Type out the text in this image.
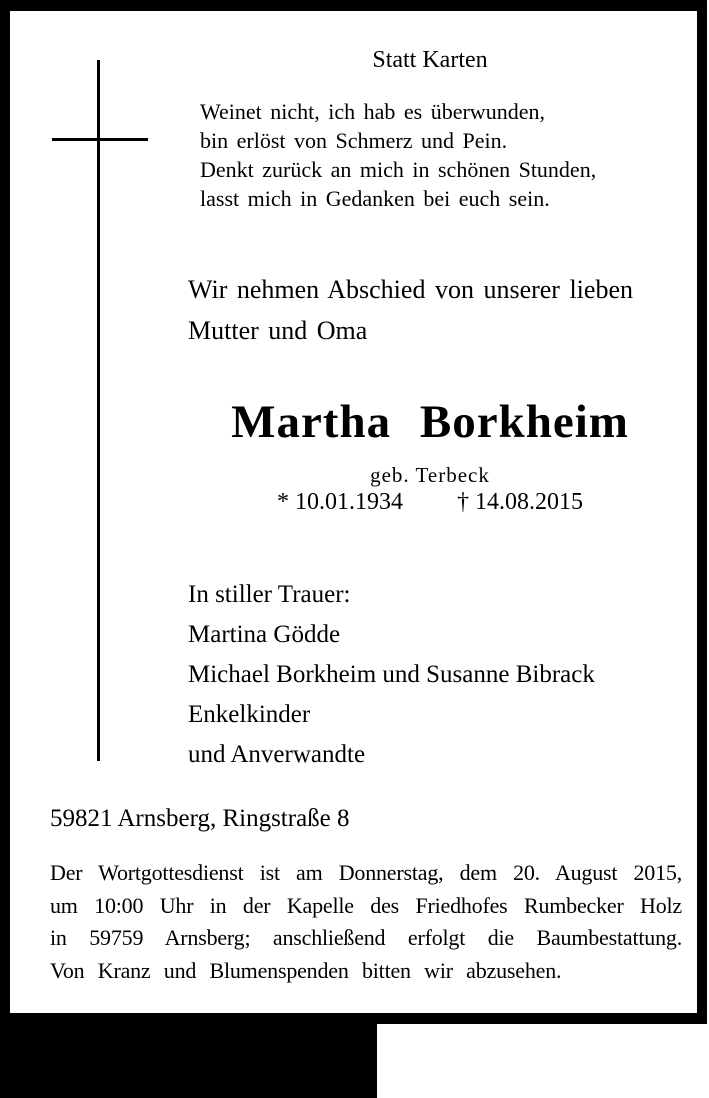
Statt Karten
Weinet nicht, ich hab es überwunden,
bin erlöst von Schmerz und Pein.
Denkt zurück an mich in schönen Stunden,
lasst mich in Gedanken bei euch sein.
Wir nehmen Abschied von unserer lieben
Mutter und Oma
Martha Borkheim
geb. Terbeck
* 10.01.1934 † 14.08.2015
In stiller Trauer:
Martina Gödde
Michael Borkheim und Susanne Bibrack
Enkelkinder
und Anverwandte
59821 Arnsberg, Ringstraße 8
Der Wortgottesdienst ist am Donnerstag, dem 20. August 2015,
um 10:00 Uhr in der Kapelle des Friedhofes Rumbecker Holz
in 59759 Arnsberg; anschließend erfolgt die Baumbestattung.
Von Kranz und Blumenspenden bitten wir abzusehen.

- What the exercise asks
Repeat the records above exactly, leaving out the pictures.

- Problem solution
Type out the text in this image.
Statt Karten
Weinet nicht, ich hab es überwunden,
bin erlöst von Schmerz und Pein.
Denkt zurück an mich in schönen Stunden,
lasst mich in Gedanken bei euch sein.
Wir nehmen Abschied von unserer lieben
Mutter und Oma
Martha Borkheim
geb. Terbeck
* 10.01.1934 † 14.08.2015
In stiller Trauer:
Martina Gödde
Michael Borkheim und Susanne Bibrack
Enkelkinder
und Anverwandte
59821 Arnsberg, Ringstraße 8
Der Wortgottesdienst ist am Donnerstag, dem 20. August 2015,
um 10:00 Uhr in der Kapelle des Friedhofes Rumbecker Holz
in 59759 Arnsberg; anschließend erfolgt die Baumbestattung.
Von Kranz und Blumenspenden bitten wir abzusehen.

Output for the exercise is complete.